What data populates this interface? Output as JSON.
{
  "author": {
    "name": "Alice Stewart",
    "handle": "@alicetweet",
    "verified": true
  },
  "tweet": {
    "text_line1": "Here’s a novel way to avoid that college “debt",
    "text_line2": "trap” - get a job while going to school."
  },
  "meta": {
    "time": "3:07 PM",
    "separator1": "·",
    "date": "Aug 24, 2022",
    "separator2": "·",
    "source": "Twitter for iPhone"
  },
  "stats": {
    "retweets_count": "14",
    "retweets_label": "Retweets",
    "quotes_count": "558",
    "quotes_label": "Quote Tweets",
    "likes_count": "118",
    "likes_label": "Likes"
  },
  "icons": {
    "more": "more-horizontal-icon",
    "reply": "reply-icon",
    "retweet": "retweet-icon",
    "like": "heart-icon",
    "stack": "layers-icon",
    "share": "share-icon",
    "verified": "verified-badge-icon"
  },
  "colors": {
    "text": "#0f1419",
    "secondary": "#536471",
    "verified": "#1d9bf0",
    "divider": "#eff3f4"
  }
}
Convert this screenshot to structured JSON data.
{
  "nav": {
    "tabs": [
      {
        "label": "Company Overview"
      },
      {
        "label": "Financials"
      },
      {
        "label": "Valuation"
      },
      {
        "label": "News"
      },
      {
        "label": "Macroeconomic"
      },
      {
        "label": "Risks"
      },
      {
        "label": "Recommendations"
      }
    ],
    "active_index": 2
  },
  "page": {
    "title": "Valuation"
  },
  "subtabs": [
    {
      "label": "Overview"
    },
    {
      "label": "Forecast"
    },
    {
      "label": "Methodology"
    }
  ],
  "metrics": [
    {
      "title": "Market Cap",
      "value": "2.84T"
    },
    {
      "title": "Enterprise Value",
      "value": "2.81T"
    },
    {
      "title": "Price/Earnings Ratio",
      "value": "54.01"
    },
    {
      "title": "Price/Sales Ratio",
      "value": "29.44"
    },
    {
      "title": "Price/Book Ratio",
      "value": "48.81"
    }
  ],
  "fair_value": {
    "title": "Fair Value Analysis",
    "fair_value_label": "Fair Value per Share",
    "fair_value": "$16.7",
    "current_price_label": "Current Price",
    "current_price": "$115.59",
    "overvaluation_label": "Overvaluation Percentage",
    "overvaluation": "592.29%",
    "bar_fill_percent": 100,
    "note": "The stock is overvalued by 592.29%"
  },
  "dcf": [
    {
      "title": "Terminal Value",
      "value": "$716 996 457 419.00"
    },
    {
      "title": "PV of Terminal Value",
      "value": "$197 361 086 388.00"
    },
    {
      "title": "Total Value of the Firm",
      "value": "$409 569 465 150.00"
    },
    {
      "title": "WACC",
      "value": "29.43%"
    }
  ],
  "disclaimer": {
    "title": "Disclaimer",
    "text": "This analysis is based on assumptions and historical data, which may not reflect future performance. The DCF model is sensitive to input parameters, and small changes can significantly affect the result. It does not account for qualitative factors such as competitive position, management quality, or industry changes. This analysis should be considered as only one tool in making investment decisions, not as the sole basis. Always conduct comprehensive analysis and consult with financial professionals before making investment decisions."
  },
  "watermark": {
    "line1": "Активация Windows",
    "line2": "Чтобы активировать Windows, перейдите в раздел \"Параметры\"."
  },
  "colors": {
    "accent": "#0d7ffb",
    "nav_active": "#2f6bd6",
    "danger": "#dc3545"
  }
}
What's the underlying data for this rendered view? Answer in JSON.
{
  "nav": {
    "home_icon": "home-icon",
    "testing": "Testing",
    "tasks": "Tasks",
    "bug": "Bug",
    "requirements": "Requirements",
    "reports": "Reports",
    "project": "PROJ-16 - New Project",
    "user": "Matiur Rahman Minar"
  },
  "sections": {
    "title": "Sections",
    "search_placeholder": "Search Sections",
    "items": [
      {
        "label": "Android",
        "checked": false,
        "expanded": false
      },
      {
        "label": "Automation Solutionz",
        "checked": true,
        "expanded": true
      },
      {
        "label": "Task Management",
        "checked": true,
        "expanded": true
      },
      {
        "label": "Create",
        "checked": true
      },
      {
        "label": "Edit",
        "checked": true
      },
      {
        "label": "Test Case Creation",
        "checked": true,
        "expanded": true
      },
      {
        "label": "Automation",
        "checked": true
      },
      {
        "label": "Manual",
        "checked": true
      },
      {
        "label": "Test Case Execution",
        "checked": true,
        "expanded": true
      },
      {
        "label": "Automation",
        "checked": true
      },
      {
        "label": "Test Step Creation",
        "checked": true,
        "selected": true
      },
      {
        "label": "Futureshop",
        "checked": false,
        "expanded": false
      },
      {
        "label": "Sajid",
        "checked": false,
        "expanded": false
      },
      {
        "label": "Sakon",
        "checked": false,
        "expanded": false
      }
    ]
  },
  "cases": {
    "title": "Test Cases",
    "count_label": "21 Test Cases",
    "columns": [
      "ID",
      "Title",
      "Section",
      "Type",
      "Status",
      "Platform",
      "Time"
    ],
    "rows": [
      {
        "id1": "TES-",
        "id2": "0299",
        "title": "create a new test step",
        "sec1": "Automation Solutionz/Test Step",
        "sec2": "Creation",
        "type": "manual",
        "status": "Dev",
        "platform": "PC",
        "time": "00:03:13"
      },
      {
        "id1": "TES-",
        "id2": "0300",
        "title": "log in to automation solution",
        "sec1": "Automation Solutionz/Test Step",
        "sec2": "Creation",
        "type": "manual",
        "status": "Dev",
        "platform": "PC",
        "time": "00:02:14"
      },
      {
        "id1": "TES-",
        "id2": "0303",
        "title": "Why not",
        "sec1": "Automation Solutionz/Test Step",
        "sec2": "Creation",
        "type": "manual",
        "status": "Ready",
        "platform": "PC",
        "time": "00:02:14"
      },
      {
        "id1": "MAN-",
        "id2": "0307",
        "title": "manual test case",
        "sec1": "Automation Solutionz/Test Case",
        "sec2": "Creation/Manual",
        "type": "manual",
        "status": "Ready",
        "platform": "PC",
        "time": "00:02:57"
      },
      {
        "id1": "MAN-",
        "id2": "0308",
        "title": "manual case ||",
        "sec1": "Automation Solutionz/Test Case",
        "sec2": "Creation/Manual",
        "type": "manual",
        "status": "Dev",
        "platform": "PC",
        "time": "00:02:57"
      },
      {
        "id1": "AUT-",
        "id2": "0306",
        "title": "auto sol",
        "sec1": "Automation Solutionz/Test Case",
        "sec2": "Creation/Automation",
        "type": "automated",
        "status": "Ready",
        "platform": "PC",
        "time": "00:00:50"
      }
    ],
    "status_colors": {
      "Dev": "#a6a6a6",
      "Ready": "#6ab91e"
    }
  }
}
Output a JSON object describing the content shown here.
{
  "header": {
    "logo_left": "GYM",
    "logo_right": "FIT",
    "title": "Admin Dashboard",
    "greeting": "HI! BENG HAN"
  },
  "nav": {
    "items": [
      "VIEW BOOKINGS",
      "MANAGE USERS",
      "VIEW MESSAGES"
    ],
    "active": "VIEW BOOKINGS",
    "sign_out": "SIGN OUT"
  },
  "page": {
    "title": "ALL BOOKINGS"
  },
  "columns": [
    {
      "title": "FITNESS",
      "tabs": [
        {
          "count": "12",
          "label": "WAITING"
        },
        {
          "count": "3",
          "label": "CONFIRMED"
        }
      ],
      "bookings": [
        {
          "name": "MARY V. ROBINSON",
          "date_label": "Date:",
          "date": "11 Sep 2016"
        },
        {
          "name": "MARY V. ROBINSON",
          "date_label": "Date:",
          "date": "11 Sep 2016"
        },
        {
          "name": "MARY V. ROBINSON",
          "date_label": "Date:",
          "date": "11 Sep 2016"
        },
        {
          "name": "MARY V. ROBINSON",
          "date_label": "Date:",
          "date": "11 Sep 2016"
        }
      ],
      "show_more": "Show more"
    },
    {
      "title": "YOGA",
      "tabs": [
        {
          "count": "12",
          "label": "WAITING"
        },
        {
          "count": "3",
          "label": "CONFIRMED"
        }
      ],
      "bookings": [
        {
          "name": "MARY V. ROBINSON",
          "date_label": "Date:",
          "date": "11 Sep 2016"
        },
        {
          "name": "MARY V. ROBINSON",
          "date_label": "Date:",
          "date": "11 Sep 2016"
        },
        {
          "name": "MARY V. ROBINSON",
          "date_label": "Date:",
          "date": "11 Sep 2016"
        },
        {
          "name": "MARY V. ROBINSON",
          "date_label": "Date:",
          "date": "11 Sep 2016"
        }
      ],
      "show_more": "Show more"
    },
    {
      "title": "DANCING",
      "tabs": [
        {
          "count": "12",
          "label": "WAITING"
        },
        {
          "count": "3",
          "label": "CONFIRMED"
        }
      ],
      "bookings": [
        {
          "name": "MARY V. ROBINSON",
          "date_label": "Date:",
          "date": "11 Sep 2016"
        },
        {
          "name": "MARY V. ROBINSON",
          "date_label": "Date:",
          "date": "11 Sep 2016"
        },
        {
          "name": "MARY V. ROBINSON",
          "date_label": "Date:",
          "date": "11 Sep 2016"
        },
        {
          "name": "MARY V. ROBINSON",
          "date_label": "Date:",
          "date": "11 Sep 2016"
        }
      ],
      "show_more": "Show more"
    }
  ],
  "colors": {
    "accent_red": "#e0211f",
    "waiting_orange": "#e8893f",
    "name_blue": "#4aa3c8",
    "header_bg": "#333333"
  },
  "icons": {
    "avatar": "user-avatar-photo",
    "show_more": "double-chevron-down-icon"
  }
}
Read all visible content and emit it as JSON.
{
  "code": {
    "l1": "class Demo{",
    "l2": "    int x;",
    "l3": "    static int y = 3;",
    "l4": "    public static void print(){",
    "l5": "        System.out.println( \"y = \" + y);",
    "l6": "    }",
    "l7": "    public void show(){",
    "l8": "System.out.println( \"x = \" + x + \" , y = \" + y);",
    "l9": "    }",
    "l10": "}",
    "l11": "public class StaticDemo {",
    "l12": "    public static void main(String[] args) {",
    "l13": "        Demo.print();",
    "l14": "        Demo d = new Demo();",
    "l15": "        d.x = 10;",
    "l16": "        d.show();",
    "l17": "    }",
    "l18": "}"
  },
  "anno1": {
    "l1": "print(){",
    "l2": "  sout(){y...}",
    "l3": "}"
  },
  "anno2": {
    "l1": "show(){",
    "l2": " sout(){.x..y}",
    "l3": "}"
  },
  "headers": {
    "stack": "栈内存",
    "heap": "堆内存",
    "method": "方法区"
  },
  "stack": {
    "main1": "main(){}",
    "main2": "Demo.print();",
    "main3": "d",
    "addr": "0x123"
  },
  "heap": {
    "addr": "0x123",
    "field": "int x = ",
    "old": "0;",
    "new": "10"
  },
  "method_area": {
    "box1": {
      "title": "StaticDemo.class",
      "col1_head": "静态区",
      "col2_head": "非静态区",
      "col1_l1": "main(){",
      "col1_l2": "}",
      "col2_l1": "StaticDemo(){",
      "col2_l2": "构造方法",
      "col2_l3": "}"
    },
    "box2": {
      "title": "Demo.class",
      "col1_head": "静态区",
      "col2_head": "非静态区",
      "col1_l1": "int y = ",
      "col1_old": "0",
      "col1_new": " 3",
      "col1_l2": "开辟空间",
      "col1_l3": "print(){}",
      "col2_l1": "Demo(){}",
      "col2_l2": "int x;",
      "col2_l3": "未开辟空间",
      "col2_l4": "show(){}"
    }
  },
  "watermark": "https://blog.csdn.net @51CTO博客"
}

────────────────────

Wherever "System" shows up in a line, copy that line.

    "l5": "        System.out.println( \"y = \" + y);",
    "l8": "System.out.println( \"x = \" + x + \" , y = \" + y);",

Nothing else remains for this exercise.